» DIRECTION: Copy nothing but the text: repeat each entry exactly and drop the images.

» Extracted data entries:
════════

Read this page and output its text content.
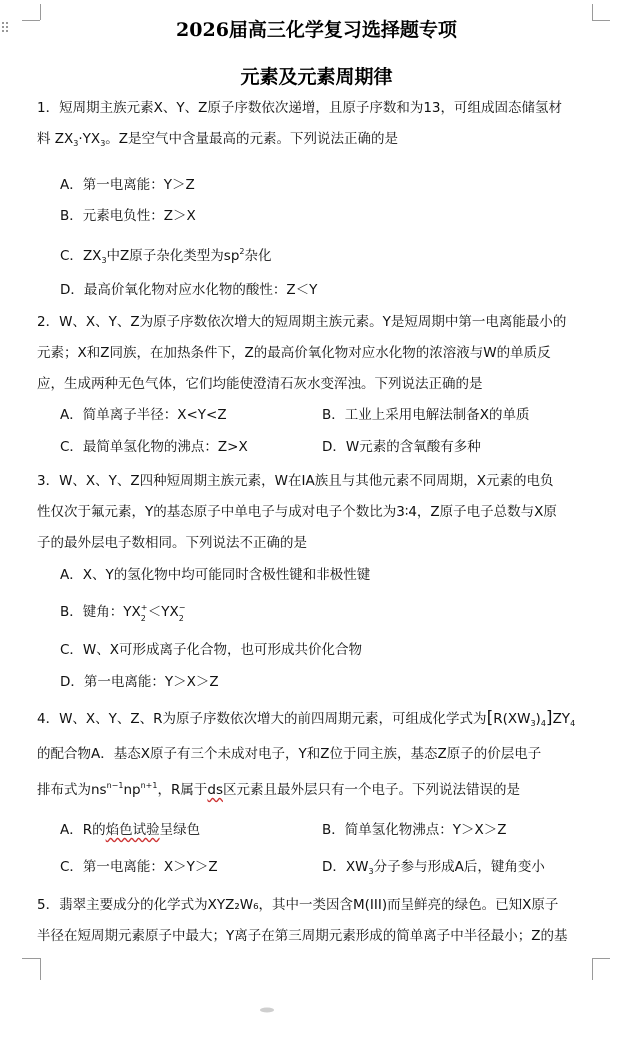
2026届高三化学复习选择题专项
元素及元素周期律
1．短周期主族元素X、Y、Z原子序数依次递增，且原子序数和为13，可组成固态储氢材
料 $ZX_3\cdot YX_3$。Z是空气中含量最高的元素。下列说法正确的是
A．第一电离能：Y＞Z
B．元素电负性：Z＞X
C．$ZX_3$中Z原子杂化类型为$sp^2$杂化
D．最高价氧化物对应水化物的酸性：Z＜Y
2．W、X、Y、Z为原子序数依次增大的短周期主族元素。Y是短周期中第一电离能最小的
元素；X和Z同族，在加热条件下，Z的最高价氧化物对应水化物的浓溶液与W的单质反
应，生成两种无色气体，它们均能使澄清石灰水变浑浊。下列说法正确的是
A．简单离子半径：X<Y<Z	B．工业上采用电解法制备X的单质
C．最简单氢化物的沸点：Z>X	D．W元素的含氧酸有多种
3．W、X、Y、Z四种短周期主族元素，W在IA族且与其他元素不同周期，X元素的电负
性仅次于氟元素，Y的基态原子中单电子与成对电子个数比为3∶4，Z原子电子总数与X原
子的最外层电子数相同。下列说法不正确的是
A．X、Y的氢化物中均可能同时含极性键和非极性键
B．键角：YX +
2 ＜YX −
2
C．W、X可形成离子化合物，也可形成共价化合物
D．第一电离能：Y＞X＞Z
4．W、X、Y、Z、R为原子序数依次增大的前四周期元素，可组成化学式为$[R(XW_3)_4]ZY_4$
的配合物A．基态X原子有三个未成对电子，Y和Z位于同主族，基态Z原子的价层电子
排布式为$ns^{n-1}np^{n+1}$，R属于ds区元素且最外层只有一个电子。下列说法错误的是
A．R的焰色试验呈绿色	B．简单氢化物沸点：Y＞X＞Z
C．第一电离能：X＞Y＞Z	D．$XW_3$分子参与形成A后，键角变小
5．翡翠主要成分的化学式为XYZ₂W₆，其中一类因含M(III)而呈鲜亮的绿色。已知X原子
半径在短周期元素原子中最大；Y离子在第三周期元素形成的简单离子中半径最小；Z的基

════════

» OUTPUT:
Read this page and output its text content.
2026届高三化学复习选择题专项
元素及元素周期律
1．短周期主族元素X、Y、Z原子序数依次递增，且原子序数和为13，可组成固态储氢材
料 $ZX_3\cdot YX_3$。Z是空气中含量最高的元素。下列说法正确的是
A．第一电离能：Y＞Z
B．元素电负性：Z＞X
C．$ZX_3$中Z原子杂化类型为$sp^2$杂化
D．最高价氧化物对应水化物的酸性：Z＜Y
2．W、X、Y、Z为原子序数依次增大的短周期主族元素。Y是短周期中第一电离能最小的
元素；X和Z同族，在加热条件下，Z的最高价氧化物对应水化物的浓溶液与W的单质反
应，生成两种无色气体，它们均能使澄清石灰水变浑浊。下列说法正确的是
A．简单离子半径：X<Y<Z	B．工业上采用电解法制备X的单质
C．最简单氢化物的沸点：Z>X	D．W元素的含氧酸有多种
3．W、X、Y、Z四种短周期主族元素，W在IA族且与其他元素不同周期，X元素的电负
性仅次于氟元素，Y的基态原子中单电子与成对电子个数比为3∶4，Z原子电子总数与X原
子的最外层电子数相同。下列说法不正确的是
A．X、Y的氢化物中均可能同时含极性键和非极性键
B．键角：YX +
2 ＜YX −
2
C．W、X可形成离子化合物，也可形成共价化合物
D．第一电离能：Y＞X＞Z
4．W、X、Y、Z、R为原子序数依次增大的前四周期元素，可组成化学式为$[R(XW_3)_4]ZY_4$
的配合物A．基态X原子有三个未成对电子，Y和Z位于同主族，基态Z原子的价层电子
排布式为$ns^{n-1}np^{n+1}$，R属于ds区元素且最外层只有一个电子。下列说法错误的是
A．R的焰色试验呈绿色	B．简单氢化物沸点：Y＞X＞Z
C．第一电离能：X＞Y＞Z	D．$XW_3$分子参与形成A后，键角变小
5．翡翠主要成分的化学式为XYZ₂W₆，其中一类因含M(III)而呈鲜亮的绿色。已知X原子
半径在短周期元素原子中最大；Y离子在第三周期元素形成的简单离子中半径最小；Z的基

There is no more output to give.